__Task to carry out__
Check each line of the material. Copy those containing "ACTIVOS".
************
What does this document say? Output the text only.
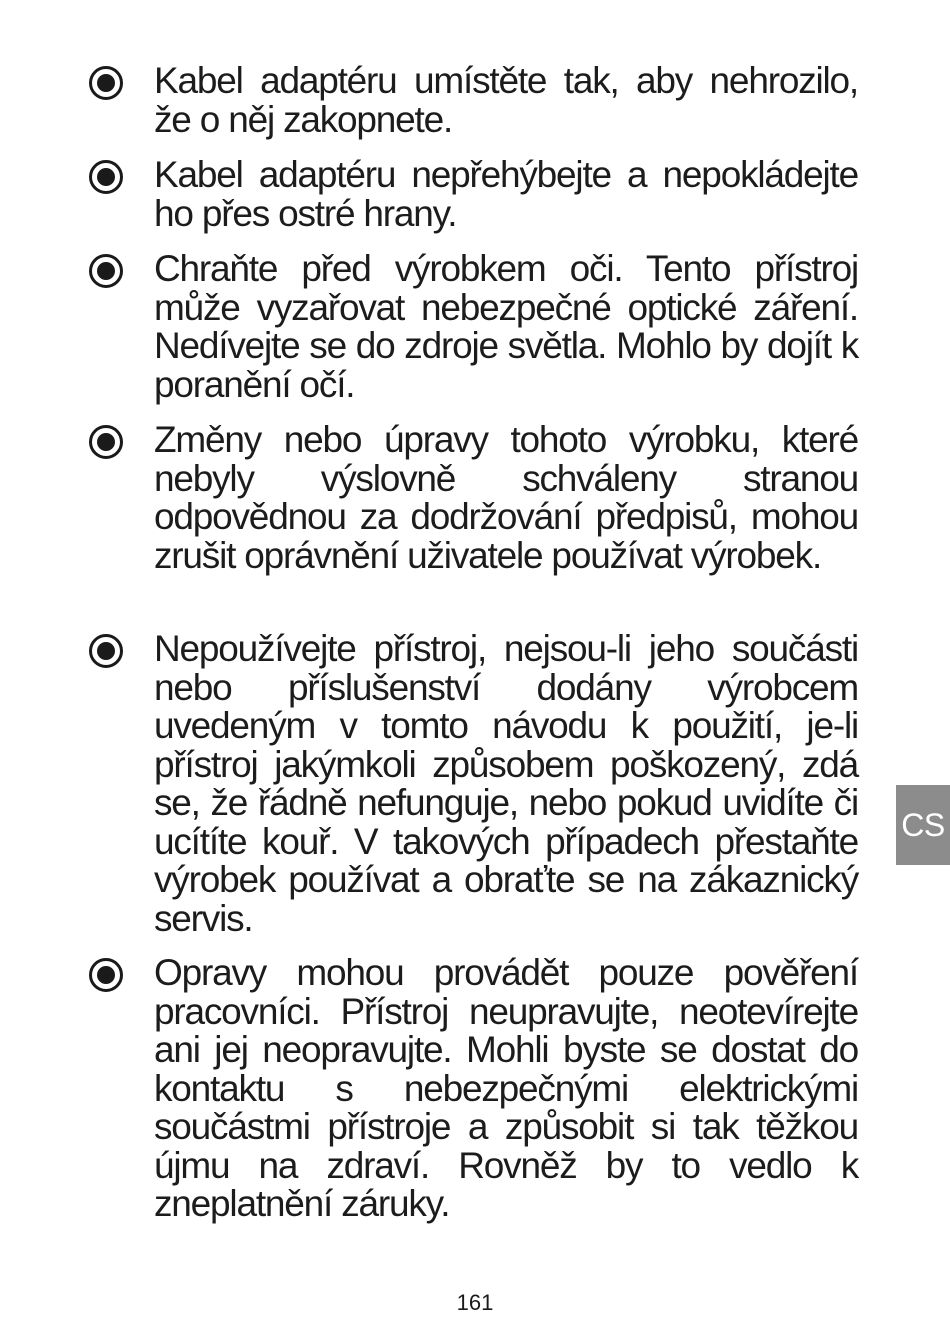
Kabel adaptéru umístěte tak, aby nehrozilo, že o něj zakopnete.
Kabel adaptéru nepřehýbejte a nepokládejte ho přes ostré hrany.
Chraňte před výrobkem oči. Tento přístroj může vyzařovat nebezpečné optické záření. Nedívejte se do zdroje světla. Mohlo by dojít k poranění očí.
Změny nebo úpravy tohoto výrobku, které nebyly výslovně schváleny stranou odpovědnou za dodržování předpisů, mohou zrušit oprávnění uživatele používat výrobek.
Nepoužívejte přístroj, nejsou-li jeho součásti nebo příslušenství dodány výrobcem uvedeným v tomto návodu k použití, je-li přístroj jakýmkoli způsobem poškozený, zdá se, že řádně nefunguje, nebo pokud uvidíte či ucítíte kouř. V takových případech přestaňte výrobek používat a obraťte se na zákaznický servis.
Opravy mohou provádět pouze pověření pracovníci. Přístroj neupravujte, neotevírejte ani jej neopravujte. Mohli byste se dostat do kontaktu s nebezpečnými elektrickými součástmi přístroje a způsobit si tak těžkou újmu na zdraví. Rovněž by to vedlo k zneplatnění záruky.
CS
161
************
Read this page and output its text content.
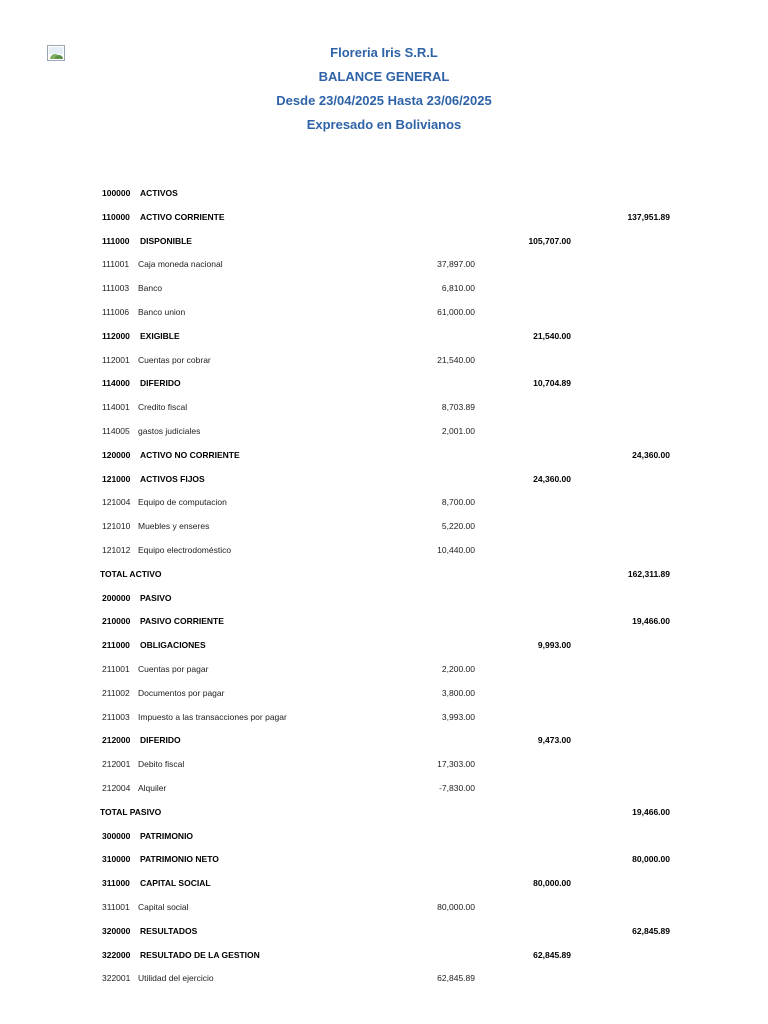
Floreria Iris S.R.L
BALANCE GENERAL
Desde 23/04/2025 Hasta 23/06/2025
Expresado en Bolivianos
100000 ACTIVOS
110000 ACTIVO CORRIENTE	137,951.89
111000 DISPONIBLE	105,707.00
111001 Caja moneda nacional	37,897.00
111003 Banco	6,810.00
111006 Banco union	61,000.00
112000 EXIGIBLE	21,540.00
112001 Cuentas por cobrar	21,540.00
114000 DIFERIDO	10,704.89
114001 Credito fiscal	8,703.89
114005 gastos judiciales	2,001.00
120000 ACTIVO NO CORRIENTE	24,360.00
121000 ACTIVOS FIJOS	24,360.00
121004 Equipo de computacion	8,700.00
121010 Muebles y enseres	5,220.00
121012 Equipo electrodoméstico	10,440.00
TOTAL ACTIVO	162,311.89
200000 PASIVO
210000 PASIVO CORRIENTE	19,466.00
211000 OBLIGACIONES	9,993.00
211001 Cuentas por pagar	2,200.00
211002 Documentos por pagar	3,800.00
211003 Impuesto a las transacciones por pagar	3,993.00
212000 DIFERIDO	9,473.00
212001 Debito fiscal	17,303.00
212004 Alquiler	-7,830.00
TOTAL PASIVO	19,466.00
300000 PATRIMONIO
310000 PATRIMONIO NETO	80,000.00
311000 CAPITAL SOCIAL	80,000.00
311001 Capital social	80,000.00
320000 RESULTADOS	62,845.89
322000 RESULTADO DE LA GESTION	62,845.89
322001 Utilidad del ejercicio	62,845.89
************
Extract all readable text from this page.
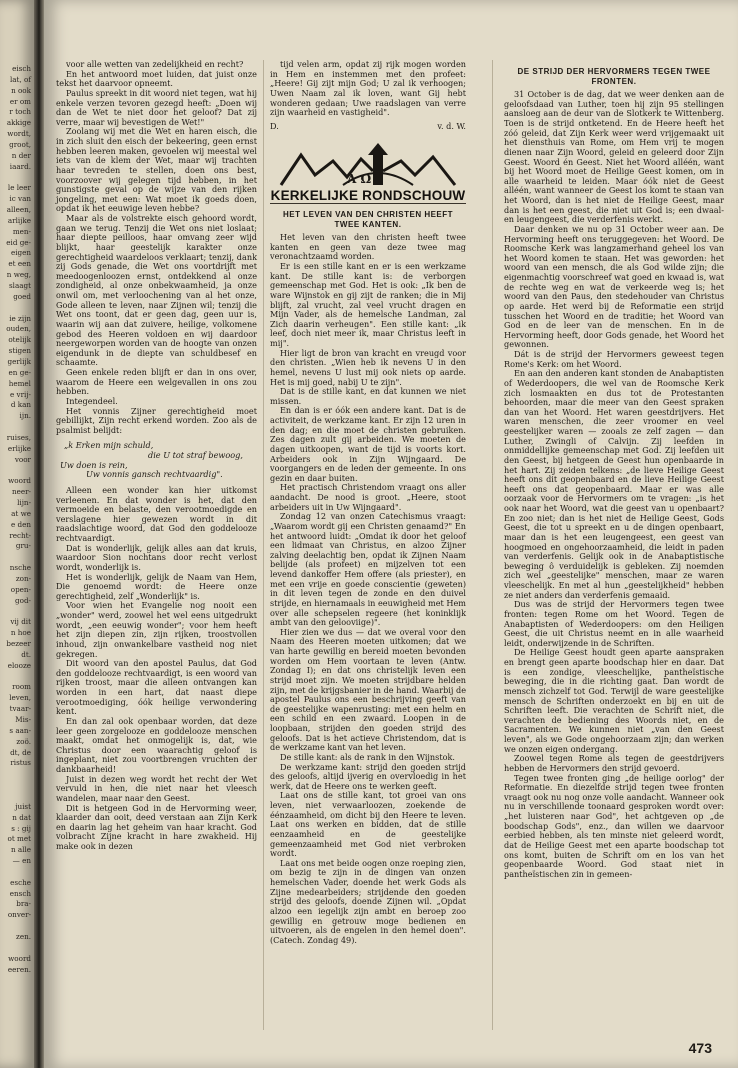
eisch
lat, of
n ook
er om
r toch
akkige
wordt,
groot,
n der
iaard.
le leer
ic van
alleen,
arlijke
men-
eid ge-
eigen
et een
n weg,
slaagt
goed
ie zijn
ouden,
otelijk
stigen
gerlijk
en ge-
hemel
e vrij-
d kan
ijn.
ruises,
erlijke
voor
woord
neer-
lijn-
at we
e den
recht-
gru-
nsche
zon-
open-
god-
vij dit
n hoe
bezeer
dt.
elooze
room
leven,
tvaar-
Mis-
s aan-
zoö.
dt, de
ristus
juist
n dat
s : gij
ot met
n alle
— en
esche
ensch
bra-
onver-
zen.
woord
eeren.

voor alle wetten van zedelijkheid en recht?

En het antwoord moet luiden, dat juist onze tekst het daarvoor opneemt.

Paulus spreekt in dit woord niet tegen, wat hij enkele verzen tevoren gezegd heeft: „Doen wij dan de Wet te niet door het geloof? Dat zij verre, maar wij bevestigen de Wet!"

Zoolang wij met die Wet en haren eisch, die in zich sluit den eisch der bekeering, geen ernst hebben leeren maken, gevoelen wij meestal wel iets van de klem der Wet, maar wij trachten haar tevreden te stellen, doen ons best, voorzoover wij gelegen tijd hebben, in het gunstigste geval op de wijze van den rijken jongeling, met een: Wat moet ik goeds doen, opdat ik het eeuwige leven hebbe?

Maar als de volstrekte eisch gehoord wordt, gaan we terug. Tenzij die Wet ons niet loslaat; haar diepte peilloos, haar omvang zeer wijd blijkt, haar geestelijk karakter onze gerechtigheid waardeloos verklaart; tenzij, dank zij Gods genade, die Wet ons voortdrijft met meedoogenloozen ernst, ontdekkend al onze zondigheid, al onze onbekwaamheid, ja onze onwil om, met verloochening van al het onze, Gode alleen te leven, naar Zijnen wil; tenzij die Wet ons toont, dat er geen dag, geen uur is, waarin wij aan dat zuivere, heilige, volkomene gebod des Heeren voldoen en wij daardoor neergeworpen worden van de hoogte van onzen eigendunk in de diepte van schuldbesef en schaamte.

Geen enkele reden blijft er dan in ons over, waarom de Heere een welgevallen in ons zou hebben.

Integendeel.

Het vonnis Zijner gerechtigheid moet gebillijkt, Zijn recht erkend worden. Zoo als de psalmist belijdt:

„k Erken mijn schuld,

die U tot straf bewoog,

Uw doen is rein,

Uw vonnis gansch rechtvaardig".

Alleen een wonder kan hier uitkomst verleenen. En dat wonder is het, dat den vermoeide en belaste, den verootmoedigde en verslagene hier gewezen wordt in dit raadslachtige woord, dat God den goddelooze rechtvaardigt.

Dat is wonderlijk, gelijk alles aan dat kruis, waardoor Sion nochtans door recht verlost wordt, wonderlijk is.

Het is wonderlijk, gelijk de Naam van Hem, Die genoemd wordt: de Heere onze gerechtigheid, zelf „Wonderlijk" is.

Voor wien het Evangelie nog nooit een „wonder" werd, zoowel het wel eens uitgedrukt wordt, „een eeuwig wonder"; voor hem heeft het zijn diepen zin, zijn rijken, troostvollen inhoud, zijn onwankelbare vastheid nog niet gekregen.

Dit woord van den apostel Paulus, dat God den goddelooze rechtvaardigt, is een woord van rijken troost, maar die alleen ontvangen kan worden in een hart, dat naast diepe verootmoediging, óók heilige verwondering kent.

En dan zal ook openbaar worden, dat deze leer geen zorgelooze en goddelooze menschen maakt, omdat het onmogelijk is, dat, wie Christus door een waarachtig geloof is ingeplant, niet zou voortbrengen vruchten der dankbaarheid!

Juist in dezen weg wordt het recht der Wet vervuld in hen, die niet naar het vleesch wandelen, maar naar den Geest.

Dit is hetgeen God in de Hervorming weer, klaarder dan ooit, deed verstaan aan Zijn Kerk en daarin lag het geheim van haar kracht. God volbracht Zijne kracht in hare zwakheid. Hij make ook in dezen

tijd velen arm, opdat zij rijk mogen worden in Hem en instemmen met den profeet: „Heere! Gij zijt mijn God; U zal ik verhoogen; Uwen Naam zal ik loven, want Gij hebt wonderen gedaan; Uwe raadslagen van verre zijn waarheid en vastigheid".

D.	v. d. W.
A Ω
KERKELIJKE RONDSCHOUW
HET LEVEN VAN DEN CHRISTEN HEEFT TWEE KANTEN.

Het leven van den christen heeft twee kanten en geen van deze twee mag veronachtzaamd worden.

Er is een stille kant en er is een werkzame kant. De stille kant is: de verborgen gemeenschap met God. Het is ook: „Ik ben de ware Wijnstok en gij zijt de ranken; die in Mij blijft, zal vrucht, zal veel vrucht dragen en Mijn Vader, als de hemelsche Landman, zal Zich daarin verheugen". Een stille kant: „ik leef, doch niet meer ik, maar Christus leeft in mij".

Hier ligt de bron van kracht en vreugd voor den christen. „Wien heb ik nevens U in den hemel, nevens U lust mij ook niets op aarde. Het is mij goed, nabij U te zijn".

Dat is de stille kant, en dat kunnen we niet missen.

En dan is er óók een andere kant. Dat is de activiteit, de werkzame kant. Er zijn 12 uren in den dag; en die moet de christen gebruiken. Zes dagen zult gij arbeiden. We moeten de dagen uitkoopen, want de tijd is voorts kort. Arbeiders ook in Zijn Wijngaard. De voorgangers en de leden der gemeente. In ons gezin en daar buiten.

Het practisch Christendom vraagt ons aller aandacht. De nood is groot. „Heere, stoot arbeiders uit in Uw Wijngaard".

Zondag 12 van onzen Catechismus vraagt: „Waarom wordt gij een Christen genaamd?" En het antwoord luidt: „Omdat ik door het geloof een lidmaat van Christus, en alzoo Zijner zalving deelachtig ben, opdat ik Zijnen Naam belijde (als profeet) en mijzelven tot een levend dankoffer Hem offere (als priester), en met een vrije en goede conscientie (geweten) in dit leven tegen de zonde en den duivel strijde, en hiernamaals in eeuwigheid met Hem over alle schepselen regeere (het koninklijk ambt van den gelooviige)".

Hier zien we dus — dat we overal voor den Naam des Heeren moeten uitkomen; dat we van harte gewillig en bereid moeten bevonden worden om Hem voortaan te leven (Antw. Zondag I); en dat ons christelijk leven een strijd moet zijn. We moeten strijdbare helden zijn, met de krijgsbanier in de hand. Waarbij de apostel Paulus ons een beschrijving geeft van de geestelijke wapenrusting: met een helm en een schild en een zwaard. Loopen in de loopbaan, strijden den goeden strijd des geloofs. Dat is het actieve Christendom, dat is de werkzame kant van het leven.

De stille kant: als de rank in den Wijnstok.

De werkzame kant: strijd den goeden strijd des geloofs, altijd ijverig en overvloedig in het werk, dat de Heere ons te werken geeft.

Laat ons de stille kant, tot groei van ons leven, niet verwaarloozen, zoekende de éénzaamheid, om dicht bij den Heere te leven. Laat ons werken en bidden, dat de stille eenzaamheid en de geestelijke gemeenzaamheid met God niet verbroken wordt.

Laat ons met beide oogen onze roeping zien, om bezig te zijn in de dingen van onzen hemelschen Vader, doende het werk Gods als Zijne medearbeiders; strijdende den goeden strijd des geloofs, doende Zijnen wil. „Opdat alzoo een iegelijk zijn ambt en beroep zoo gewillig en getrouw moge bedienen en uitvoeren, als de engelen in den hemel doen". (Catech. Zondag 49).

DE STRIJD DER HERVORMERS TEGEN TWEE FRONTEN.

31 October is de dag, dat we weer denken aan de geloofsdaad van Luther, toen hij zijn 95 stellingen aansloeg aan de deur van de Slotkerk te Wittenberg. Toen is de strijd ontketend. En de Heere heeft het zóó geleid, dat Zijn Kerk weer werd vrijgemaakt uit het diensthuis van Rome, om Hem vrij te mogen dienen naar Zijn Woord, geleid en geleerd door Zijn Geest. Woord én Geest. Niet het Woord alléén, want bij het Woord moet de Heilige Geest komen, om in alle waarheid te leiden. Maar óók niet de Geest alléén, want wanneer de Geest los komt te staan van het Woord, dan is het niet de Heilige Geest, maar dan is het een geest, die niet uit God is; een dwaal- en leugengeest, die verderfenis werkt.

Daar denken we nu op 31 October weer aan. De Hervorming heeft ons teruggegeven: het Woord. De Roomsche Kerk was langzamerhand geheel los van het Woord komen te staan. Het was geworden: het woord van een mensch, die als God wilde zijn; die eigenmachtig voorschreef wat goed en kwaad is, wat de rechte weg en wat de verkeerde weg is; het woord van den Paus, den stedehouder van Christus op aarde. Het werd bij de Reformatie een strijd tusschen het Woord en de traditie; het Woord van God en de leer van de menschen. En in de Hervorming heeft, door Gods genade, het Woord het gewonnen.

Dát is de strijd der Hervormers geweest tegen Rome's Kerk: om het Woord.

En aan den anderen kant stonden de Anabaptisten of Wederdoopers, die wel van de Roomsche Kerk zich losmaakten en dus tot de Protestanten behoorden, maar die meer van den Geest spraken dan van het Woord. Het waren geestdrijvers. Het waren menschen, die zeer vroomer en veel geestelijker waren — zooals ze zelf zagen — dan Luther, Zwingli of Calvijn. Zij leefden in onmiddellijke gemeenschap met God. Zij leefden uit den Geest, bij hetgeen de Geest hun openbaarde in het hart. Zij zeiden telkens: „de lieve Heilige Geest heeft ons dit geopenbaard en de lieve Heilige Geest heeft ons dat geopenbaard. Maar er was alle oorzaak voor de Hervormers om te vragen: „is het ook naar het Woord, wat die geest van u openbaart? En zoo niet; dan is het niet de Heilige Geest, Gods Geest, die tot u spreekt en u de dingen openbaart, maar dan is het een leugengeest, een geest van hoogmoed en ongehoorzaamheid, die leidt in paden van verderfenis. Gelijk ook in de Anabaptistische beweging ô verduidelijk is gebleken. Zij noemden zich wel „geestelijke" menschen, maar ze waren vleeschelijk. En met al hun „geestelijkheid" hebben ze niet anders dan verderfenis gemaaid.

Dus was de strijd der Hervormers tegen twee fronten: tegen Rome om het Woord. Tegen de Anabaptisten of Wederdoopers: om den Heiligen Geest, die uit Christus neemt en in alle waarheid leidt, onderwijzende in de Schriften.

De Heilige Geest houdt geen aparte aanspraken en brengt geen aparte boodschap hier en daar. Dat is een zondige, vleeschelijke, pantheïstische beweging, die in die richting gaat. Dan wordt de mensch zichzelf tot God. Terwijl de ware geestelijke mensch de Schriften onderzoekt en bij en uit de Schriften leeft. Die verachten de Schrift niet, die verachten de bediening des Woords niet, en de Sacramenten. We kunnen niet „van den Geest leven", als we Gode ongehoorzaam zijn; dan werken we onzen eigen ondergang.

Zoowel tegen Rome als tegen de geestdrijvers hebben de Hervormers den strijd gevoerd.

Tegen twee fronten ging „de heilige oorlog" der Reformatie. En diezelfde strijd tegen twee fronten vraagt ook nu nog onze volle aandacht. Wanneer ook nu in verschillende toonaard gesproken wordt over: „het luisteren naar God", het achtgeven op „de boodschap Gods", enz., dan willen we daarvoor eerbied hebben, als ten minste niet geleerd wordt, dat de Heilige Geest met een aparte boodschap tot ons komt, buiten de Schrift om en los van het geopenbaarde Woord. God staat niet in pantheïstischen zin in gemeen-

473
************
__Answer for this exercise__
100000 ACTIVOS
121000 ACTIVOS FIJOS	24,360.00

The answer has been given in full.